- _Task to complete_:
Identify each line containing the word "Power" and copy it.

— start of Input material —

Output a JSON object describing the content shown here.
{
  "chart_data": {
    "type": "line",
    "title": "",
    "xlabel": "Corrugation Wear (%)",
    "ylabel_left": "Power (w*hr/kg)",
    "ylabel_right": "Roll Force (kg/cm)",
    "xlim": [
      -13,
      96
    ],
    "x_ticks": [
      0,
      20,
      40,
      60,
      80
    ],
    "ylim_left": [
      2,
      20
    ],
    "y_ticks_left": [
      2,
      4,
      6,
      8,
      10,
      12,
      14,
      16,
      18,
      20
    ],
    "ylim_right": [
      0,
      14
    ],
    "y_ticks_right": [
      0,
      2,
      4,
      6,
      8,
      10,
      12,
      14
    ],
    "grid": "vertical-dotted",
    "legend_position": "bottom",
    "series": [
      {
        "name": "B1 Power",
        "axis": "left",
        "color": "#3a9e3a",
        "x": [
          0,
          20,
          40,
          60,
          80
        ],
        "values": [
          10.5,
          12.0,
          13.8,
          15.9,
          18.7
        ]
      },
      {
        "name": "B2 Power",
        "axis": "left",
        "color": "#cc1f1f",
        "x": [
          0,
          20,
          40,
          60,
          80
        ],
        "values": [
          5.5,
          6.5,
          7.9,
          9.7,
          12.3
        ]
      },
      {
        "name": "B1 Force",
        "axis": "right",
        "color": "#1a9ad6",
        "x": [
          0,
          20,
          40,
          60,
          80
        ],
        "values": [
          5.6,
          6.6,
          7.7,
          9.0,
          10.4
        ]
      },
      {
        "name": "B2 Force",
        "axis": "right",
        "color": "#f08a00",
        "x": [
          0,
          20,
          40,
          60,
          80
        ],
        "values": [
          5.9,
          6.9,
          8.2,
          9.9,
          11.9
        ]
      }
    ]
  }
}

— end of Input material —
— start of Input material —

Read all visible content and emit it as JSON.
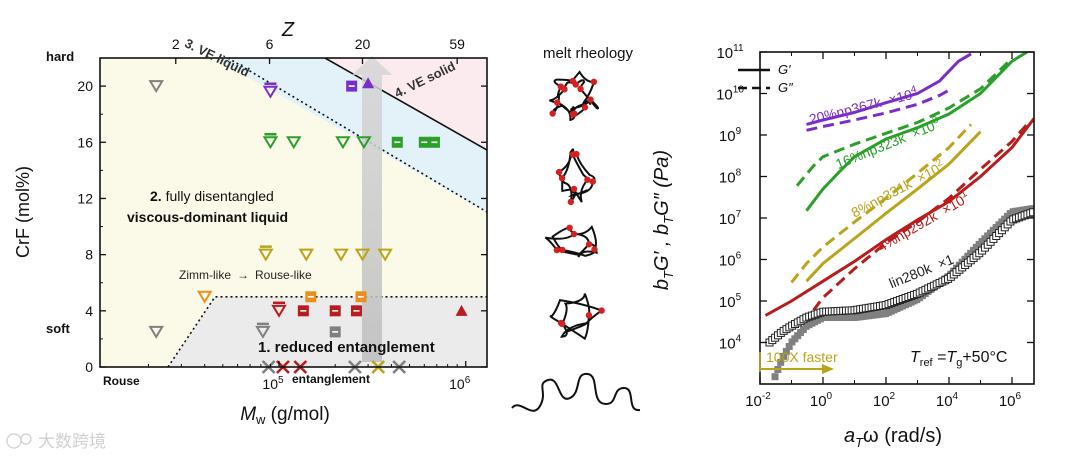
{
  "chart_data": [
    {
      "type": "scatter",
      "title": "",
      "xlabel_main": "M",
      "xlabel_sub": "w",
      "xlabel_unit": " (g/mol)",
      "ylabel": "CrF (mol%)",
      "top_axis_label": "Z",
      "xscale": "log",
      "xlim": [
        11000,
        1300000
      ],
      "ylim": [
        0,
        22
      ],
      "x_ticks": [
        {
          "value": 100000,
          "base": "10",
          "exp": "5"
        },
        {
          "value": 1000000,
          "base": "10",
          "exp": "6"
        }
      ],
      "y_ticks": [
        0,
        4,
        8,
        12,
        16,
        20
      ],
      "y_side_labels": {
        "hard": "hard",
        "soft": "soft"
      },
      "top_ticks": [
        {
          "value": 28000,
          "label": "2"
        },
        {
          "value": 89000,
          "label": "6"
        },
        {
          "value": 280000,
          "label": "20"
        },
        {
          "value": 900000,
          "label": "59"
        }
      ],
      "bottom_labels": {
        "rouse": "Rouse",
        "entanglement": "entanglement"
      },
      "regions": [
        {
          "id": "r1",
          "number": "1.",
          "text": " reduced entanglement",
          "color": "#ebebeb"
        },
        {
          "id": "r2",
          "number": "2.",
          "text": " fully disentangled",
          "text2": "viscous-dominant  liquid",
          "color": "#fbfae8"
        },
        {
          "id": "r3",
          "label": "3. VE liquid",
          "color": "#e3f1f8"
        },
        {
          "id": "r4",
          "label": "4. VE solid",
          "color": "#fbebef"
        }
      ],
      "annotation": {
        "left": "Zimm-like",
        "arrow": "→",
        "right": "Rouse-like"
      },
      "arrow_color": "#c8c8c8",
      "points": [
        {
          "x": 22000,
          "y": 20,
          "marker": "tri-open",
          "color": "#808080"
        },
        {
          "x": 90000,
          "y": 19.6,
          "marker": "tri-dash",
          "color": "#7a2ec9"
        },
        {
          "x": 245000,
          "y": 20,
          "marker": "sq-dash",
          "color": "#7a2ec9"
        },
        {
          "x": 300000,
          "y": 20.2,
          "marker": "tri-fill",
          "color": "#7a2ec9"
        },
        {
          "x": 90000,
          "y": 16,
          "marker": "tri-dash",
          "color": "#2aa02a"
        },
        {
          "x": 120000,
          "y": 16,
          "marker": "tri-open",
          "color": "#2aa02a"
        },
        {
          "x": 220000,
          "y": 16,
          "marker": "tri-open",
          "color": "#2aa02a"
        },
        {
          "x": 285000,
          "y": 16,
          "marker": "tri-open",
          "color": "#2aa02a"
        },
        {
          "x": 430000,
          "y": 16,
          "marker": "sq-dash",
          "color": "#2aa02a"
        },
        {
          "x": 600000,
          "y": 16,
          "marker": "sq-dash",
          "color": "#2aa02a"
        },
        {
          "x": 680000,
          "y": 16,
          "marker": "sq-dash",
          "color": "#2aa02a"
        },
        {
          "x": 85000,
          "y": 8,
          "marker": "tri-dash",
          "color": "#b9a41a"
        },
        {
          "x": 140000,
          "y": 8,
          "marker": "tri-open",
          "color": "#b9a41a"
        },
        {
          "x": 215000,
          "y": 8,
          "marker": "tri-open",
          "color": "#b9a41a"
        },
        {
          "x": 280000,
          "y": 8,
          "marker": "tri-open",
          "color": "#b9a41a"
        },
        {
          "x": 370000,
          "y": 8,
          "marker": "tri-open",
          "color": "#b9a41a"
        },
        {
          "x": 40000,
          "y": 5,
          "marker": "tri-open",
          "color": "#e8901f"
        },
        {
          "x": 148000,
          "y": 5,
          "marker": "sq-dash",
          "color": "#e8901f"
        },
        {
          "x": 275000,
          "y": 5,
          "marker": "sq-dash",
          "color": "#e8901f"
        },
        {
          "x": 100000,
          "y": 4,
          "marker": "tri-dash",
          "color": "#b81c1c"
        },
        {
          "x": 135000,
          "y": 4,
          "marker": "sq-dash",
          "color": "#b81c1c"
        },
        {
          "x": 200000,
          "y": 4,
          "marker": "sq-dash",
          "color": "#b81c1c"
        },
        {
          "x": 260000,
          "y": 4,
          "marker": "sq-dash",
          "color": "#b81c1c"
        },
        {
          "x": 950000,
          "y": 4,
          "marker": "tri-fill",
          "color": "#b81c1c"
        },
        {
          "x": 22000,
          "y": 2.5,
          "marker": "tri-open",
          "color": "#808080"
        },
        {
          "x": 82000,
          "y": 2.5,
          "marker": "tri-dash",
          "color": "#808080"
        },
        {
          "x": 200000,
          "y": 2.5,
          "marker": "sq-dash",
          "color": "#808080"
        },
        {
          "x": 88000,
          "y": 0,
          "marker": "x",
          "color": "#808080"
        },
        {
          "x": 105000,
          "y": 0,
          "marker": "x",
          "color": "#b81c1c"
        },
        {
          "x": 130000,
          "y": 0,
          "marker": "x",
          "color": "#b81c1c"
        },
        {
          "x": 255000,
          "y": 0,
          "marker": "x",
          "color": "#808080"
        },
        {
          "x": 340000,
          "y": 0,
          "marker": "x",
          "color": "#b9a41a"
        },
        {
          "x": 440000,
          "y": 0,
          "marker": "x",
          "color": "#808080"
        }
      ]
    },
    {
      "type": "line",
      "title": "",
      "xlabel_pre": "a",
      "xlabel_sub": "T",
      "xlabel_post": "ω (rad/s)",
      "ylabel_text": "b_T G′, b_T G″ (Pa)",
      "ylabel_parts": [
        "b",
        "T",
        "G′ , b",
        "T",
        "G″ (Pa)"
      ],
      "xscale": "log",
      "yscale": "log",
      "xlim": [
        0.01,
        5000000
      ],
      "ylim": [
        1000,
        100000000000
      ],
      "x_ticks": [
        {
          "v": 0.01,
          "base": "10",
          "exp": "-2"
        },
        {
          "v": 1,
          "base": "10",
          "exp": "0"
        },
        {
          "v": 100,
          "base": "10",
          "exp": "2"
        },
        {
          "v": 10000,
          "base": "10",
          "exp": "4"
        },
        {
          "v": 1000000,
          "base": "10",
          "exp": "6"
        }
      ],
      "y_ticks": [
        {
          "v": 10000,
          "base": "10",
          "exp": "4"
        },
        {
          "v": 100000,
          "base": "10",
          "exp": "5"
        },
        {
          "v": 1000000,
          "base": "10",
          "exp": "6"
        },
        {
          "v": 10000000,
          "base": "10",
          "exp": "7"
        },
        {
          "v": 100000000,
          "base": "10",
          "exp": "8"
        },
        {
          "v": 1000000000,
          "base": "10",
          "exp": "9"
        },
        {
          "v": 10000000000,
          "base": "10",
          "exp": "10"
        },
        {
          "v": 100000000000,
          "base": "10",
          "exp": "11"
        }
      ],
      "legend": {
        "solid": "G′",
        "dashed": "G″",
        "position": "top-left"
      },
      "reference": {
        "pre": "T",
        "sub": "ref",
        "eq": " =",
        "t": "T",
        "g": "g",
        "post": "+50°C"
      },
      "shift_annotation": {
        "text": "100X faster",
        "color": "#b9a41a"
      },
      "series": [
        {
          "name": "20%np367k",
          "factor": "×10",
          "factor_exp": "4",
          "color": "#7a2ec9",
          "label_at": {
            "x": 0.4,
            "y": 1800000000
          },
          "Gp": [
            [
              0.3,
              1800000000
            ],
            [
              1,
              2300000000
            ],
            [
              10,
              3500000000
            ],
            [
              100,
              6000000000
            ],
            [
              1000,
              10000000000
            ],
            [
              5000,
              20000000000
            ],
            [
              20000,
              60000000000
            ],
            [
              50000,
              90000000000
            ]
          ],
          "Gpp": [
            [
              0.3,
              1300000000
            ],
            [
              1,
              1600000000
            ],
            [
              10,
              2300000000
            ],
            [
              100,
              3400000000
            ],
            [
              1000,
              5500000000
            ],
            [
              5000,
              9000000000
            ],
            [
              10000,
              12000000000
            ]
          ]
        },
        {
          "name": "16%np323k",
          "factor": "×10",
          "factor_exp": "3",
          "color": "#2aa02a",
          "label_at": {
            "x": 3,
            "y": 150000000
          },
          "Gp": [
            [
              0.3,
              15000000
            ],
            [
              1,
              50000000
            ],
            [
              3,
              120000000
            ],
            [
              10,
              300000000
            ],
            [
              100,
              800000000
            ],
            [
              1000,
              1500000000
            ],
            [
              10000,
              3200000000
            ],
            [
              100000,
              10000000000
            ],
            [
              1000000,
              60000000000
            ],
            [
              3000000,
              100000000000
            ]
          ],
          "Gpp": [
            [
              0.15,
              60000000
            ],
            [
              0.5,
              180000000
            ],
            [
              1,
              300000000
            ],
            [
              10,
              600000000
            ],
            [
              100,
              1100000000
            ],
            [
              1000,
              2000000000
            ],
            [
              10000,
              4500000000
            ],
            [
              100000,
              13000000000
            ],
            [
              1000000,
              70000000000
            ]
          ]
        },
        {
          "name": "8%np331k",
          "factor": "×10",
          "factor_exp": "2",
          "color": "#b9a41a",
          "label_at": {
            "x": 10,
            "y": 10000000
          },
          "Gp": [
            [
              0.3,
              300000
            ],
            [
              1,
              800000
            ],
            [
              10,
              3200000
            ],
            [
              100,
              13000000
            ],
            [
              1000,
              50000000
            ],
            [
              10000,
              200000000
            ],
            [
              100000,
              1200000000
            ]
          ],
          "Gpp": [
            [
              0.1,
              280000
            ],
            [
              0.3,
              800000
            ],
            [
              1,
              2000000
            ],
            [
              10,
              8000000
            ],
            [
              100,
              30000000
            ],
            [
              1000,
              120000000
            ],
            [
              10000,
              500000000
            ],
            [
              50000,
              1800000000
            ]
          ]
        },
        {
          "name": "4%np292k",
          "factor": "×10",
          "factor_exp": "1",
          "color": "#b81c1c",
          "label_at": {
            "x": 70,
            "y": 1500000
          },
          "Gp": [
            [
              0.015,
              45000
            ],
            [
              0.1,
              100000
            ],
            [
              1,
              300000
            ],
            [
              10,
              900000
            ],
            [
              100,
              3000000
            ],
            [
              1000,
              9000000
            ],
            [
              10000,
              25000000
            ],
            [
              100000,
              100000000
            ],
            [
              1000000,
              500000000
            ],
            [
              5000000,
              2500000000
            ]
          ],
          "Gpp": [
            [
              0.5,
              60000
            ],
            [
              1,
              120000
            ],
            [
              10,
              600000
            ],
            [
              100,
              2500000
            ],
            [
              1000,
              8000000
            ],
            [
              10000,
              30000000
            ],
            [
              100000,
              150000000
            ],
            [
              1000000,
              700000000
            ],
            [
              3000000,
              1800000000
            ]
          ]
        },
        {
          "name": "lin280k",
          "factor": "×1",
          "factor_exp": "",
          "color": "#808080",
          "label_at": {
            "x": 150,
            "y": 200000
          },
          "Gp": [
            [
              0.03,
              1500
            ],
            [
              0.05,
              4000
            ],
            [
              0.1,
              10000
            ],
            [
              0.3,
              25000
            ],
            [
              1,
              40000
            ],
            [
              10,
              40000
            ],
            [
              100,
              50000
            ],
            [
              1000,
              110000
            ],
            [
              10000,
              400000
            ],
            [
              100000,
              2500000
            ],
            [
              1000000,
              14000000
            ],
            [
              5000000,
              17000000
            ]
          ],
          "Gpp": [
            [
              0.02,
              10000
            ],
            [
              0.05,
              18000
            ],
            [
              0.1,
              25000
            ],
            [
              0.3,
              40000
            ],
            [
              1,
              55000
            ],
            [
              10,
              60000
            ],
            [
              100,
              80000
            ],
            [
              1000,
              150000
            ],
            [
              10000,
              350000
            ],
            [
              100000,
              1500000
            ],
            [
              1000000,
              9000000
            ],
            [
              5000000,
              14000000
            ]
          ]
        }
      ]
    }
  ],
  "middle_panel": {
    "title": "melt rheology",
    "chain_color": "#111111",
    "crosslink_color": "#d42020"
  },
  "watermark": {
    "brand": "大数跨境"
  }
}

— end of Input material —

- _Worked solution_:
    "ylabel_left": "Power (w*hr/kg)",
        "name": "B1 Power",
        "name": "B2 Power",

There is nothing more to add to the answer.